◆ **Exercise**:
Give the data below again exactly as written, without its pictures.

◆ **Material for this exercise**:

□ □ □ □

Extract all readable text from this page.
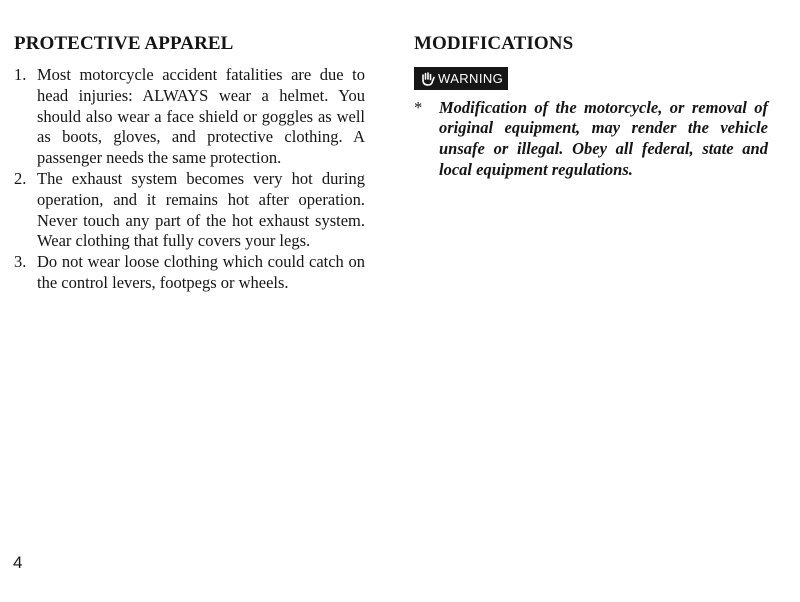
PROTECTIVE APPAREL
1. Most motorcycle accident fatalities are due to head injuries: ALWAYS wear a helmet. You should also wear a face shield or goggles as well as boots, gloves, and protective clothing. A passenger needs the same protection.
2. The exhaust system becomes very hot during operation, and it remains hot after operation. Never touch any part of the hot exhaust system. Wear clothing that fully covers your legs.
3. Do not wear loose clothing which could catch on the control levers, footpegs or wheels.
MODIFICATIONS
WARNING
*	Modification of the motorcycle, or removal of original equipment, may render the vehicle unsafe or illegal. Obey all federal, state and local equipment regulations.
4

□ □ □ □

◆ **Solved exercise**:
Extract all readable text from this page.
PROTECTIVE APPAREL
1. Most motorcycle accident fatalities are due to head injuries: ALWAYS wear a helmet. You should also wear a face shield or goggles as well as boots, gloves, and protective clothing. A passenger needs the same protection.
2. The exhaust system becomes very hot during operation, and it remains hot after operation. Never touch any part of the hot exhaust system. Wear clothing that fully covers your legs.
3. Do not wear loose clothing which could catch on the control levers, footpegs or wheels.
MODIFICATIONS
WARNING
*	Modification of the motorcycle, or removal of original equipment, may render the vehicle unsafe or illegal. Obey all federal, state and local equipment regulations.
4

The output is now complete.